Work instructions.
- A) According to the Chopin passage, who gave Chopin a watch?
- B) List every person named in the Chopin passage.
- C) Extend the Chopin passage beyond its final sentence.
[Opening Text block section]
Frederick Francis Chopin was born near Warsaw, in 1810, of French extraction. He learned music at the age of nine from Ziwny, a pupil of Sebastian Bach, but does not seem to have impressed any one with his remarkable talent except Madame Catalani, the great singer, who gave him a watch. Through the kindness of Prince Radziwill, an enthusiastic patron of art, he was sent to Warsaw College, where his genius began to unfold itself. He afterward became a pupil of the Warsaw Conservatory, and acquired there a splendid mastery over the science of music. His labor was prodigious in spite of his frail health; and his knowledge of contrapuntal forms was such as to exact the highest encomiums from his instructors.
[Closing Text block section]
[Opening Data listing section]
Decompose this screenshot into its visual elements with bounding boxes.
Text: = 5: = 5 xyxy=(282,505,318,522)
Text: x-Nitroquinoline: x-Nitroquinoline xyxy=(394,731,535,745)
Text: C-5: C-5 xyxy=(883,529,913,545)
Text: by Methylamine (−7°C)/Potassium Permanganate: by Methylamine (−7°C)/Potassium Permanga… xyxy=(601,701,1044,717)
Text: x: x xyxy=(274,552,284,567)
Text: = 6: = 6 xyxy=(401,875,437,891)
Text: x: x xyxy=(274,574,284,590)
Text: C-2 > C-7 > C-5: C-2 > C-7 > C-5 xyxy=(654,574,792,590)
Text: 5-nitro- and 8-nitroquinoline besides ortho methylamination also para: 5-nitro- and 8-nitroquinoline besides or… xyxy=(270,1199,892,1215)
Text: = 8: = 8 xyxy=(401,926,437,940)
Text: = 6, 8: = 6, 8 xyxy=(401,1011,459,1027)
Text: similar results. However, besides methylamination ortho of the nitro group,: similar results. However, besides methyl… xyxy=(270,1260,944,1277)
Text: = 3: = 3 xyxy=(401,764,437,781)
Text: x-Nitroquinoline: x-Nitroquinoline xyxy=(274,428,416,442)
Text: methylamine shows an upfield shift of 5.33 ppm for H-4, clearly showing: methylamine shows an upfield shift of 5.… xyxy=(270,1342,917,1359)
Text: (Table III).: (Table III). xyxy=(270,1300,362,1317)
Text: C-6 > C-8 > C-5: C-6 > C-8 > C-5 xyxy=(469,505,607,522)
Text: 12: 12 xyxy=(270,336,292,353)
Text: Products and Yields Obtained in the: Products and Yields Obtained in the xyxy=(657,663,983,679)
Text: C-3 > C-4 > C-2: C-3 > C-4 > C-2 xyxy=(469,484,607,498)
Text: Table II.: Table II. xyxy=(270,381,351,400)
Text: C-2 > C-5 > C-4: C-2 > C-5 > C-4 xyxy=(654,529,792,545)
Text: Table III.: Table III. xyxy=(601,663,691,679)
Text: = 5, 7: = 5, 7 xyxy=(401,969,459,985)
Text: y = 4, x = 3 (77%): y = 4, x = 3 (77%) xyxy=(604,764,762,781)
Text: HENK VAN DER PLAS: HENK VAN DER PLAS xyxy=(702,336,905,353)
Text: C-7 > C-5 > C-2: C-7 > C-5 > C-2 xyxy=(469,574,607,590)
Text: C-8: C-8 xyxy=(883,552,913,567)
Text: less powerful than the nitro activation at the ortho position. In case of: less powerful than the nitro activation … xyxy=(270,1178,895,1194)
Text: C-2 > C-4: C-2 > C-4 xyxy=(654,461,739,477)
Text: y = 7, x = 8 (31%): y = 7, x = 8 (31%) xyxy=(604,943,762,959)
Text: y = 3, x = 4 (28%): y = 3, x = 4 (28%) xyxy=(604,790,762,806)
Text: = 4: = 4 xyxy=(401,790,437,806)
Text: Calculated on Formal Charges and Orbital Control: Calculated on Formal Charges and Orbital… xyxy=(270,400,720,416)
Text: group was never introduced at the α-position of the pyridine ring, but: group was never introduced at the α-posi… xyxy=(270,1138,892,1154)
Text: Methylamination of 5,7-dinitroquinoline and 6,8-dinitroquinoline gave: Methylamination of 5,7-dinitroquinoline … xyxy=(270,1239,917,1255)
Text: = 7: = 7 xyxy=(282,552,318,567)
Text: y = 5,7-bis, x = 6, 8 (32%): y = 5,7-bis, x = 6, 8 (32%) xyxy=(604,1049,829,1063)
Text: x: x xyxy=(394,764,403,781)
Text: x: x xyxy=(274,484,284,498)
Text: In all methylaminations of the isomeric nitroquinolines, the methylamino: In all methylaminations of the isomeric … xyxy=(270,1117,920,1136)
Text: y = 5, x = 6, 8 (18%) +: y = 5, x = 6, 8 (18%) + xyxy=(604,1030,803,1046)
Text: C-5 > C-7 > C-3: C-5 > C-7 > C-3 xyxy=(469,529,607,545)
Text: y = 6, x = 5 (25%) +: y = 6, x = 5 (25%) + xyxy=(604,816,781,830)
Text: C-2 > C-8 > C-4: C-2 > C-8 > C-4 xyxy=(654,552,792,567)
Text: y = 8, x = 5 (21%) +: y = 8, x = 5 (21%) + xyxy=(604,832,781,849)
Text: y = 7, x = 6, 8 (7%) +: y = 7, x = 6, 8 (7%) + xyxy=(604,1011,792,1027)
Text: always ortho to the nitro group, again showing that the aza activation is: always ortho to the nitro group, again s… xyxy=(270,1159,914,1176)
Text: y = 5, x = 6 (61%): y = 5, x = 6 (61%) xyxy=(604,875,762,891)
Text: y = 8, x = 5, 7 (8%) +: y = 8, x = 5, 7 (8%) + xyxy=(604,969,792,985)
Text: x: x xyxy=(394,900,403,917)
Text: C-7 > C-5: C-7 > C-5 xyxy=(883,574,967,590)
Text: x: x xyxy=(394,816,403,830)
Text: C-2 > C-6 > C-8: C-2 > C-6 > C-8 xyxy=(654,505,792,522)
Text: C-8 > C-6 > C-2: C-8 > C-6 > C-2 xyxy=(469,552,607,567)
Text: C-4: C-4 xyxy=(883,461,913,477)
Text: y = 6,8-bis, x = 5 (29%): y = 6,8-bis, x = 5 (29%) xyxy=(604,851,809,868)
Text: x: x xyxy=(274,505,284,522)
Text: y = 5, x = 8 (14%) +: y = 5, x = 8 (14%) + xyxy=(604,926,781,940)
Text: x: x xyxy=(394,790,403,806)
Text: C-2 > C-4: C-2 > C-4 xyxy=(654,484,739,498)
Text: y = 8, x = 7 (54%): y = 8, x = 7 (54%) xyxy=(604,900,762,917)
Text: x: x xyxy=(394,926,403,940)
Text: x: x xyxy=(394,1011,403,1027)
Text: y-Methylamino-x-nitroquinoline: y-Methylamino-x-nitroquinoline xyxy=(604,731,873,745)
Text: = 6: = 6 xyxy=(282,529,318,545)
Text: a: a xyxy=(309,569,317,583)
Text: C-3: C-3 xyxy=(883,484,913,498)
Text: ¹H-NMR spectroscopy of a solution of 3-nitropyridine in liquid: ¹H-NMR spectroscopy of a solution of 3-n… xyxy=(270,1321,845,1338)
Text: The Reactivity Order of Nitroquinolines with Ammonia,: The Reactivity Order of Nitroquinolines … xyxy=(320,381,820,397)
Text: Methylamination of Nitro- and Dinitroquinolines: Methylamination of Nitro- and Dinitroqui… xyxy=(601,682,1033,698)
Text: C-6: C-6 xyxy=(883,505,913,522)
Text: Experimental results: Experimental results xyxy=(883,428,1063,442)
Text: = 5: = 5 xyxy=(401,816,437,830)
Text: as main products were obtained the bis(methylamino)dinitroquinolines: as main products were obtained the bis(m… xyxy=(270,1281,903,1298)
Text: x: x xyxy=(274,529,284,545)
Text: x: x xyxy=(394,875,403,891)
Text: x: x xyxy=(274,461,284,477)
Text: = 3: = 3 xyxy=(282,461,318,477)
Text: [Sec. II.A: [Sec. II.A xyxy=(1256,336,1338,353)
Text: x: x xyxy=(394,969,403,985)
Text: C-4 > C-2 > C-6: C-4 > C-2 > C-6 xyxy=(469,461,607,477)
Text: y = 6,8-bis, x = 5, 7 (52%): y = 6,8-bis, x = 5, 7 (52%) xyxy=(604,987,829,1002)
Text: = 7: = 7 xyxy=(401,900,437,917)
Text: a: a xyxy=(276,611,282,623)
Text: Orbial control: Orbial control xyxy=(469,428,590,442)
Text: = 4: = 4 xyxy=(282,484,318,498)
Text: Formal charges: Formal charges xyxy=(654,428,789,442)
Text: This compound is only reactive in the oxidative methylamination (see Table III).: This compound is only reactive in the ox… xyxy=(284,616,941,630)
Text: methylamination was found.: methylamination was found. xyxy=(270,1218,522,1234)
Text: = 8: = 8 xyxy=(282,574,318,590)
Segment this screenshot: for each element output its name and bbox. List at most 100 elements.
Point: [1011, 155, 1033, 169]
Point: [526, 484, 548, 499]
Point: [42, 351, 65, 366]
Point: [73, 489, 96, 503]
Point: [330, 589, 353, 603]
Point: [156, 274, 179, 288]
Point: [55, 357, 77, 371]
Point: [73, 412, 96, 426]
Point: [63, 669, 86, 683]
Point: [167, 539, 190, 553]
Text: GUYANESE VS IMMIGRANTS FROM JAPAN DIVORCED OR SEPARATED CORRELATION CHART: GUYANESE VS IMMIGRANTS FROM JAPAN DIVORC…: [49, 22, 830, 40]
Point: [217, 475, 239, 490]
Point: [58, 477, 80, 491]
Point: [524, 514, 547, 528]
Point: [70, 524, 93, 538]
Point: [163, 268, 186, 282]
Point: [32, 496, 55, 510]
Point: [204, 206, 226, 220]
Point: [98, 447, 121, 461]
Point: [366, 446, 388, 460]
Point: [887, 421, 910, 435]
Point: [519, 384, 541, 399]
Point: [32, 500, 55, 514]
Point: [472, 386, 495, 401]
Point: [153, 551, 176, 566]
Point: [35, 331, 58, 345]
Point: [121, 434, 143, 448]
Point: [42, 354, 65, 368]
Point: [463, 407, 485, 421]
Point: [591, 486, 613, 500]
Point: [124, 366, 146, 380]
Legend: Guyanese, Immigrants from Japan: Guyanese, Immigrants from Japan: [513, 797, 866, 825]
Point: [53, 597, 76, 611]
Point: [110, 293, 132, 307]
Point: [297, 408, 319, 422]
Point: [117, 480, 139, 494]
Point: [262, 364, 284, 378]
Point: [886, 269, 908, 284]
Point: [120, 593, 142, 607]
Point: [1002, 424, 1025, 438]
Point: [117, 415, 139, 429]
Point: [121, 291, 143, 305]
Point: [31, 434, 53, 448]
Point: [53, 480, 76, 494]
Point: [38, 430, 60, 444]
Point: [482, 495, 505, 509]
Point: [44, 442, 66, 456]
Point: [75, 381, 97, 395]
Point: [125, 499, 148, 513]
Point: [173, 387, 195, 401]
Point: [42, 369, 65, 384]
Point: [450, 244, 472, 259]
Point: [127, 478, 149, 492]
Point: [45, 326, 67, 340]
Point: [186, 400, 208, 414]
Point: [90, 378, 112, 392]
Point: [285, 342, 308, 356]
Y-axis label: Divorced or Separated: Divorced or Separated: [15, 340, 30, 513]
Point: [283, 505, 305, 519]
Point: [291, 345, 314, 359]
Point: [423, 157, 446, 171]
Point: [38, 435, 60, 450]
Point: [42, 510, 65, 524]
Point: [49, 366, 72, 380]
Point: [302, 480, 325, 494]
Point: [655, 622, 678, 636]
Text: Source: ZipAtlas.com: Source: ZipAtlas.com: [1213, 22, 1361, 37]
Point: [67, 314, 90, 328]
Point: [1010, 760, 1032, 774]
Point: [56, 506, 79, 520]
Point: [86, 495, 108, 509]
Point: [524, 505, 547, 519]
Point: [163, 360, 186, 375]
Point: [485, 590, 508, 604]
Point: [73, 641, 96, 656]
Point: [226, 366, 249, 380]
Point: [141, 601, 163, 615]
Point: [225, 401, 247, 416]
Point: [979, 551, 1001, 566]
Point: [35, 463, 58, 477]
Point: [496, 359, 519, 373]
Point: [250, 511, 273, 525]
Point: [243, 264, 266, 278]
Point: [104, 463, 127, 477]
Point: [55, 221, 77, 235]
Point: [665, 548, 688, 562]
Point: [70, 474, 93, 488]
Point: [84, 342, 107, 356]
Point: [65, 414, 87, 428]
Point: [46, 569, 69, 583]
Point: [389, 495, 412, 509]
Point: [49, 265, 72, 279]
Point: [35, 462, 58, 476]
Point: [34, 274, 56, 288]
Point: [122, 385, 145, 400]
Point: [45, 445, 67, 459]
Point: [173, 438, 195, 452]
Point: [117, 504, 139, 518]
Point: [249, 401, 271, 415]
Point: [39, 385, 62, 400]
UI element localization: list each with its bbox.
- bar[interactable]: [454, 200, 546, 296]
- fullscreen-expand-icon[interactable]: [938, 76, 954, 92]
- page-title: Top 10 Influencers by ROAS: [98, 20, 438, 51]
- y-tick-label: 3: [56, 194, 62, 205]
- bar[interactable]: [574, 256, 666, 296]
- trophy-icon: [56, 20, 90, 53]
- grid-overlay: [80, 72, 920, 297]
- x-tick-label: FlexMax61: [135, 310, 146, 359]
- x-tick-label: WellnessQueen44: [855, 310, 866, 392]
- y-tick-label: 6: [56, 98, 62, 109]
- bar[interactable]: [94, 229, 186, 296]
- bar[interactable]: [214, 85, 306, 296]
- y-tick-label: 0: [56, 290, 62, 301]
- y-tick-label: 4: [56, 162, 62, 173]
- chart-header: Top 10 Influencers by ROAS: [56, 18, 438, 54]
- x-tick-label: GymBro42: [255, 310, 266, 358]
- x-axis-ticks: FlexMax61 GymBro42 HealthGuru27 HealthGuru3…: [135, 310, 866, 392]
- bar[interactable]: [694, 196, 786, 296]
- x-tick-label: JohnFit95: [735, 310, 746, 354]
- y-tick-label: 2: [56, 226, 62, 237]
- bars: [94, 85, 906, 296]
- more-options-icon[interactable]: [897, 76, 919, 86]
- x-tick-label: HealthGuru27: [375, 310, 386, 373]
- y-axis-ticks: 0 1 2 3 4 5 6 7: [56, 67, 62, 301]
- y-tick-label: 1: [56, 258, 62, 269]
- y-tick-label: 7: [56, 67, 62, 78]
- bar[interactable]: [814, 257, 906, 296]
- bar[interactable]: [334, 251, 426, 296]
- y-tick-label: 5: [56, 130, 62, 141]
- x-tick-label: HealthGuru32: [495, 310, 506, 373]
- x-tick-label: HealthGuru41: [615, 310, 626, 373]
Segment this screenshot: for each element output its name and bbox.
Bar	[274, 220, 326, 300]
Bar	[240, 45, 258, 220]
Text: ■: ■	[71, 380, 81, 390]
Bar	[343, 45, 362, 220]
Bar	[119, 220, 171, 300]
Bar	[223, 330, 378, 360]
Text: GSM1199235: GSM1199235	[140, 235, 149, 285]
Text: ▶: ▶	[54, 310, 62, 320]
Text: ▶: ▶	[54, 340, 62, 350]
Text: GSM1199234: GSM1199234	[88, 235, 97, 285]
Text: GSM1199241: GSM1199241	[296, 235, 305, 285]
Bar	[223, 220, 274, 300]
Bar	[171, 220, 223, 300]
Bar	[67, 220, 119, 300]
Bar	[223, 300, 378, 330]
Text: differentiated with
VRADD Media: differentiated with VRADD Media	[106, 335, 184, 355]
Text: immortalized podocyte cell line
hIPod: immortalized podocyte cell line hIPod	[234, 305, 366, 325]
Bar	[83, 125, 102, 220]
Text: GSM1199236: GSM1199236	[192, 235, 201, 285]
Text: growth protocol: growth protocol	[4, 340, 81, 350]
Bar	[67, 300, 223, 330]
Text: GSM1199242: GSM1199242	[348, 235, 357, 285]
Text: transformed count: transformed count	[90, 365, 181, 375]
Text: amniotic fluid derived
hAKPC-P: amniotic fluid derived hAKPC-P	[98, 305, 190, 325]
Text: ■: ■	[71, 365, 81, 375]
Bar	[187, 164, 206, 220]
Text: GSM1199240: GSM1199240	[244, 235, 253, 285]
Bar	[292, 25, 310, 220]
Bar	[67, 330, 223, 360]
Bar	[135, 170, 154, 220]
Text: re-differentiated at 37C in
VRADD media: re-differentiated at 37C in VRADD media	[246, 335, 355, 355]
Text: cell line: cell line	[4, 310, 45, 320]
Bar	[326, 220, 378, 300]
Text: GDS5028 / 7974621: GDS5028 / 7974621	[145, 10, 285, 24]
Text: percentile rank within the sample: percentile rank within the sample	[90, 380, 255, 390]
[Closing Data listing section]
Response list.
- A) Madame Catalani, the great singer, gave him a watch.

- B) Frederick Francis Chopin, Ziwny, Sebastian Bach, Madame Catalani, Prince Radziwill

- C)
Through his brother pupils he was introduced to the highest Polish society, for his fellows bore some of the proudest names in Poland. Chopin seems to have absorbed the peculiarly romantic spirit of his race, the wild, imaginative melancholy, which, almost gloomy in the Polish peasant, when united to grace and culture in the Polish noble, offered an indescribable social charm. Balzac sketches the Polish woman in these picturesque antitheses: "Angel through love, demon through fantasy; child through faith, sage through experience; man through the brain, woman through the heart; giant through hope, mother through sorrow; and poet through dreams." The Polish gentleman was chivalrous, daring, and passionate; the heir of the most gifted and brilliant of the Slavic races, with a proud heritage of memory which gave his bearing an indescribable dignity, though the son of a fallen nation. Ardently devoted to pleasure, the Poles embodied in their national dances wild and inspiring rhythms, a glowing poetry of sentiment as well as motion, which mingled with their Bacchanal fire a chaste and lofty meaning that became at times funereal. Polish society at this epoch pulsated with an originality, an imagination, and a romance, which transfigured even the common things of life.
It was amid such an atmosphere that Chopin's early musical career was spent, and his genius received its lasting impress. One afternoon in after-years he was playing to one of the most distinguished women in Paris, and she said that his music suggested to her those gardens in Turkey where bright parterres of flowers and shady bowers were strewed with gravestones and burial mounds.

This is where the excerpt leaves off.